### WORK TO COMPLETE
Scan the records for the string "start" and copy every line that holds it.

### AVAILABLE RECORDS
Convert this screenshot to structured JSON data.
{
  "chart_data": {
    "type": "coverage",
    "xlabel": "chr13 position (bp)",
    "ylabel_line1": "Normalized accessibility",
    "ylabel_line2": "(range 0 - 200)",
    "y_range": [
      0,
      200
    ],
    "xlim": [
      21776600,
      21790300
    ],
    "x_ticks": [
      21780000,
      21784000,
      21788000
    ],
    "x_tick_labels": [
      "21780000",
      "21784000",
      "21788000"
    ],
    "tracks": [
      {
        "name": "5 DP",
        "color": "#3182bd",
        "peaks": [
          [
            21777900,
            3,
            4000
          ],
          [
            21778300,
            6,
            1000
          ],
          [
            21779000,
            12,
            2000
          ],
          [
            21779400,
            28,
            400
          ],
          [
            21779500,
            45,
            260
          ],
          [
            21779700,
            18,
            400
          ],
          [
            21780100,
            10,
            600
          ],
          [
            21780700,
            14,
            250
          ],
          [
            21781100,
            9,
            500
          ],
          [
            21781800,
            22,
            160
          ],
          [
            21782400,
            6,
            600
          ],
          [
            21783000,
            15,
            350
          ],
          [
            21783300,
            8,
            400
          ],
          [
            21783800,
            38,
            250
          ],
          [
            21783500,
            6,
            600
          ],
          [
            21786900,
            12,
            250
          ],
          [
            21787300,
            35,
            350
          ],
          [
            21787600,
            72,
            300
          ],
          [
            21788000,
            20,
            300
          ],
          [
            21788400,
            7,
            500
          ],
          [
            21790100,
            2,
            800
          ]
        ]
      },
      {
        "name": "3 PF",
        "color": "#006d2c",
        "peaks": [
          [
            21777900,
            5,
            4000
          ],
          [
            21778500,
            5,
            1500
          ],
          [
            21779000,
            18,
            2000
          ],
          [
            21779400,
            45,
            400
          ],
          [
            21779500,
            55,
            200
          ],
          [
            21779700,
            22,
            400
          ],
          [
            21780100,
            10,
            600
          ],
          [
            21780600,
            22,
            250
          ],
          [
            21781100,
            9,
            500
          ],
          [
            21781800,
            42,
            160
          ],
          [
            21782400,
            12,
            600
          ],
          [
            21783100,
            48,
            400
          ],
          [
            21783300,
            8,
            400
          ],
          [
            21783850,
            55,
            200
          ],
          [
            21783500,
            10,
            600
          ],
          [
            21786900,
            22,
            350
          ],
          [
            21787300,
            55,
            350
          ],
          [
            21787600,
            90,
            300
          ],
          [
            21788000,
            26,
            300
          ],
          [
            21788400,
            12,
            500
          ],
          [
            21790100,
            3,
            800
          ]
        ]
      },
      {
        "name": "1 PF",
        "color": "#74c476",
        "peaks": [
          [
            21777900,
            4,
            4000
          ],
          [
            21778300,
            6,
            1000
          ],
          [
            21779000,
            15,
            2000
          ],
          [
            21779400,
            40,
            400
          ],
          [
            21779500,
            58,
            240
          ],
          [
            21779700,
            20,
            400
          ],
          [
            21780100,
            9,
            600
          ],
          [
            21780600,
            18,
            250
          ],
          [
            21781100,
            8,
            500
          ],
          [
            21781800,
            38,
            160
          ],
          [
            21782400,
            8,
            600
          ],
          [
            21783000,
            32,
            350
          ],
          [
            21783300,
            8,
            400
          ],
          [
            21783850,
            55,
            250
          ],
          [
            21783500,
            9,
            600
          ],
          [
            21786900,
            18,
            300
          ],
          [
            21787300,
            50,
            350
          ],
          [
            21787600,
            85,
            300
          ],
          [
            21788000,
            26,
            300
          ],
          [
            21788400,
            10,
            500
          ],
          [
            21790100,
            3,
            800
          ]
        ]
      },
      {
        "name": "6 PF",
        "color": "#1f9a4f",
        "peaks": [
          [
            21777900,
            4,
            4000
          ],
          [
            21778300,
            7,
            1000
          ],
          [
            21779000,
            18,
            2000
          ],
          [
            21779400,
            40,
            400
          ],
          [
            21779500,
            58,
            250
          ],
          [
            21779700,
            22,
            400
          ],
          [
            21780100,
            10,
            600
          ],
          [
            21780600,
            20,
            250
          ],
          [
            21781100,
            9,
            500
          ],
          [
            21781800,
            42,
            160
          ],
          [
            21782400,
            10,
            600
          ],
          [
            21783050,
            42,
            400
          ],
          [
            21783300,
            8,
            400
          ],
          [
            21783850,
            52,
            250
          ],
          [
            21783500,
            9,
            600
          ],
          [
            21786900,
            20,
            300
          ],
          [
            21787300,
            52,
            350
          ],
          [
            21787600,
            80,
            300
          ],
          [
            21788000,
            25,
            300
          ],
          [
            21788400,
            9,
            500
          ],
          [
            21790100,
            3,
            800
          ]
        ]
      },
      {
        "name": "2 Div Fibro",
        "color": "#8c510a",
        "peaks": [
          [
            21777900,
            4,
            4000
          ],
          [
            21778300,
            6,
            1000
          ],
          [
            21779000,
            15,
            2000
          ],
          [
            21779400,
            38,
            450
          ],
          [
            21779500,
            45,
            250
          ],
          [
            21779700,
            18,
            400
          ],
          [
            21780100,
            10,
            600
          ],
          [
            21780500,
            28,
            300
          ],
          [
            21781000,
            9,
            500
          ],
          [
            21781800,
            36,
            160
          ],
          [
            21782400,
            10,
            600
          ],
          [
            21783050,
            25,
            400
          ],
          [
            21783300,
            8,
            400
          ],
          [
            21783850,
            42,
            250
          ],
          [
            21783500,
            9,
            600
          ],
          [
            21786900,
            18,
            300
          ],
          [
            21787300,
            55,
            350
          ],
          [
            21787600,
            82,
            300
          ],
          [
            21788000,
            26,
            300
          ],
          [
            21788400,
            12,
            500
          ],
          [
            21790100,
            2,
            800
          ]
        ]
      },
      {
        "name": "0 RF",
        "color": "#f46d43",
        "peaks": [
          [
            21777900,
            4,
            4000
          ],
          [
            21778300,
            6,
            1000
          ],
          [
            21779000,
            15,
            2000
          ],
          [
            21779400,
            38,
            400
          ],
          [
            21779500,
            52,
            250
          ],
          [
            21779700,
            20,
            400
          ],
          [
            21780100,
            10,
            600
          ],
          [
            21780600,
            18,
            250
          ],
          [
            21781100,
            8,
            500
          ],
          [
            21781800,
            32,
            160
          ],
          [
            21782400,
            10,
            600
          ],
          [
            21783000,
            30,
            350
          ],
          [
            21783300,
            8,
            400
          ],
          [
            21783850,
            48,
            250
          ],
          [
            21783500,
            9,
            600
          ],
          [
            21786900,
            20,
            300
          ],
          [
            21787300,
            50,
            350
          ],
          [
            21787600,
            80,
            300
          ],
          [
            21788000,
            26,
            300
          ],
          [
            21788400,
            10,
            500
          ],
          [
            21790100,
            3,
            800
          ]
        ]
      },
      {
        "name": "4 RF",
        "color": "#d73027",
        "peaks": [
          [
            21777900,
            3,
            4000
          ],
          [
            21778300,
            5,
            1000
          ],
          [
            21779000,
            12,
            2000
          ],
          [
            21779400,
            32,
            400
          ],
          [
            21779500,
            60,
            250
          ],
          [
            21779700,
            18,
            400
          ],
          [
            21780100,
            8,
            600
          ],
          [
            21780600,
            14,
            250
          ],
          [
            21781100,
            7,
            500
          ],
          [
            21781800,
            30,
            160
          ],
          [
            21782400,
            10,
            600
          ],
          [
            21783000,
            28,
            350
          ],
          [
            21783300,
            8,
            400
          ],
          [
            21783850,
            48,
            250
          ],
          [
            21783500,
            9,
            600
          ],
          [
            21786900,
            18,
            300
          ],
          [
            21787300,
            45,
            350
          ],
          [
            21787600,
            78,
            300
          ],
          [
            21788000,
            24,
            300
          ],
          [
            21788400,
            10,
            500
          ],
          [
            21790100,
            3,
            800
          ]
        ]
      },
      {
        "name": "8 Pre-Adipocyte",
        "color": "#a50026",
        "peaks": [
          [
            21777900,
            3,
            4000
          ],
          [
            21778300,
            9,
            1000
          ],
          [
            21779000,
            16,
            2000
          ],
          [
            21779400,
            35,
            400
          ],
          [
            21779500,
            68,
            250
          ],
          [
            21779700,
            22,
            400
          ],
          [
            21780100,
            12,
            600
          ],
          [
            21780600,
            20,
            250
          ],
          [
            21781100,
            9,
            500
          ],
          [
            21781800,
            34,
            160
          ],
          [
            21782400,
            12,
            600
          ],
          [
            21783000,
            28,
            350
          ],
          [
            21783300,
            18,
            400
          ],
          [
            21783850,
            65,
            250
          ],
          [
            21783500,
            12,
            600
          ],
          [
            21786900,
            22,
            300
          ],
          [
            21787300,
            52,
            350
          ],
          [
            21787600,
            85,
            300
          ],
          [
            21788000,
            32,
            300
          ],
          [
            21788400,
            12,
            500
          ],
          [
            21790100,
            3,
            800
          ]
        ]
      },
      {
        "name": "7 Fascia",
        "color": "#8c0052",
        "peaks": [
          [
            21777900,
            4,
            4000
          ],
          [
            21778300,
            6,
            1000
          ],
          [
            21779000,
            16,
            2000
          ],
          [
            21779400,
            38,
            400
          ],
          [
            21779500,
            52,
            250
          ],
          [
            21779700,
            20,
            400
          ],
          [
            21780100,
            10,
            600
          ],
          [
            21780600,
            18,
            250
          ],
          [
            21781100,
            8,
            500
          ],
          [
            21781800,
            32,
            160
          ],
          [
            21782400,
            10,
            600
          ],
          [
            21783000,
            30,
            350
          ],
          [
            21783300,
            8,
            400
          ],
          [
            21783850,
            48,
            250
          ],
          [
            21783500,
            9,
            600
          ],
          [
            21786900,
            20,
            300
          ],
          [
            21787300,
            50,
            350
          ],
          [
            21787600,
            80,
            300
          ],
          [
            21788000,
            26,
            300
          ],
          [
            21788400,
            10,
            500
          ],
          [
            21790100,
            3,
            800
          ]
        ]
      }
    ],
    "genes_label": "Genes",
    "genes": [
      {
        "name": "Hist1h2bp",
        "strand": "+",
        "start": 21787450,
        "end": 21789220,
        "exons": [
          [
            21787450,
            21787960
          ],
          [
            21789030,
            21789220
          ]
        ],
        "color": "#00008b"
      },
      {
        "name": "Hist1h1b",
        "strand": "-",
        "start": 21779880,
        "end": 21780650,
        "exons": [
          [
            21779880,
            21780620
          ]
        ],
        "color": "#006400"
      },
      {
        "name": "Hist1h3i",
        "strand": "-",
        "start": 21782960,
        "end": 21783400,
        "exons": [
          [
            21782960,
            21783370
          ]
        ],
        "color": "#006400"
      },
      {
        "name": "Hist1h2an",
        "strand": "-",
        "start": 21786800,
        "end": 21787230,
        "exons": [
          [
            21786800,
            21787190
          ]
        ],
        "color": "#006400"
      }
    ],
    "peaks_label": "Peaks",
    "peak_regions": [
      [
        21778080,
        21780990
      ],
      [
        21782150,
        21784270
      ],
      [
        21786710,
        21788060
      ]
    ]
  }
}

### RESULT
        "start": 21787450,
        "start": 21779880,
        "start": 21782960,
        "start": 21786800,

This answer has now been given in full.